▸ THE PROBLEM: Read the lines that follow and pick out every one containing the word "kappa".

▸ MATERIAL SUPPLIED:
* * *
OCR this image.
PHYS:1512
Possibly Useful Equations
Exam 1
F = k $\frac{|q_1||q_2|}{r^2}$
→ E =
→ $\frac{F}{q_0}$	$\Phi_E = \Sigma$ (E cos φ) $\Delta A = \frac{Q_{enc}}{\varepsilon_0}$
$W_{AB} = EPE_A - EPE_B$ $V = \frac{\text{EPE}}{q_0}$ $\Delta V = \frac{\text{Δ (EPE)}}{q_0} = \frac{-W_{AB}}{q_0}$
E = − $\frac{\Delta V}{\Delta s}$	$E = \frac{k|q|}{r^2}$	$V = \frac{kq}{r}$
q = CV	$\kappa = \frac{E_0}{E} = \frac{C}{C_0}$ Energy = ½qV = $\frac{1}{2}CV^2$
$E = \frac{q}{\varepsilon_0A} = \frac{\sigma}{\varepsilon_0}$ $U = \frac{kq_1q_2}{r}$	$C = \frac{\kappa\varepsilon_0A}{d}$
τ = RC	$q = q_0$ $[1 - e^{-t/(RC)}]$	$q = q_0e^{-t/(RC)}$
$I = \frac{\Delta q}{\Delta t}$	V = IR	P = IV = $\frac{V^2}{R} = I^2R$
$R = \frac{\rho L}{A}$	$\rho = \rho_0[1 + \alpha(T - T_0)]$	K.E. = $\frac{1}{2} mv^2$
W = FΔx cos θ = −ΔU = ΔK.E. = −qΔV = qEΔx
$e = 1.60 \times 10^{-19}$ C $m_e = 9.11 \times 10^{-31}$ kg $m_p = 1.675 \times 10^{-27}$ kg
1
* * *
▸ PROBLEM SOLUTION:
q = CV	$\kappa = \frac{E_0}{E} = \frac{C}{C_0}$ Energy = ½qV = $\frac{1}{2}CV^2$
$E = \frac{q}{\varepsilon_0A} = \frac{\sigma}{\varepsilon_0}$ $U = \frac{kq_1q_2}{r}$	$C = \frac{\kappa\varepsilon_0A}{d}$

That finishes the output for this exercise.